> [Your objective]
Reproduce each record exactly.

(Items from a figure collection)

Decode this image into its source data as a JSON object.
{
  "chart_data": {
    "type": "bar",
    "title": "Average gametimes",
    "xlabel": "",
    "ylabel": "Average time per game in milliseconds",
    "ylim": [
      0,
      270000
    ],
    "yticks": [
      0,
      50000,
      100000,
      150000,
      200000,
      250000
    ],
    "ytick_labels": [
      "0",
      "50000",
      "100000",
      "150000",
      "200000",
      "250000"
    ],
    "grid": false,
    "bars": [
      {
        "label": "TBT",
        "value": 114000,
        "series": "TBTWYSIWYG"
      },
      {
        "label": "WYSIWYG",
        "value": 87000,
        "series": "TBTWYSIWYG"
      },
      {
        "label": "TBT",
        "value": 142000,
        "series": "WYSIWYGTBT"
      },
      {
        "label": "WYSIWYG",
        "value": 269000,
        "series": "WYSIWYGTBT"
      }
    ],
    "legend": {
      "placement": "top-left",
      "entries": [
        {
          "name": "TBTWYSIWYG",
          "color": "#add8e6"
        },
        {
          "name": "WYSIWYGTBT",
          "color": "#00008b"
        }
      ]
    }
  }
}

> [Reply to the task]
Decode this image into its source data as a JSON object.
{
  "chart_data": {
    "type": "bar",
    "title": "Average gametimes",
    "xlabel": "",
    "ylabel": "Average time per game in milliseconds",
    "ylim": [
      0,
      270000
    ],
    "yticks": [
      0,
      50000,
      100000,
      150000,
      200000,
      250000
    ],
    "ytick_labels": [
      "0",
      "50000",
      "100000",
      "150000",
      "200000",
      "250000"
    ],
    "grid": false,
    "bars": [
      {
        "label": "TBT",
        "value": 114000,
        "series": "TBTWYSIWYG"
      },
      {
        "label": "WYSIWYG",
        "value": 87000,
        "series": "TBTWYSIWYG"
      },
      {
        "label": "TBT",
        "value": 142000,
        "series": "WYSIWYGTBT"
      },
      {
        "label": "WYSIWYG",
        "value": 269000,
        "series": "WYSIWYGTBT"
      }
    ],
    "legend": {
      "placement": "top-left",
      "entries": [
        {
          "name": "TBTWYSIWYG",
          "color": "#add8e6"
        },
        {
          "name": "WYSIWYGTBT",
          "color": "#00008b"
        }
      ]
    }
  }
}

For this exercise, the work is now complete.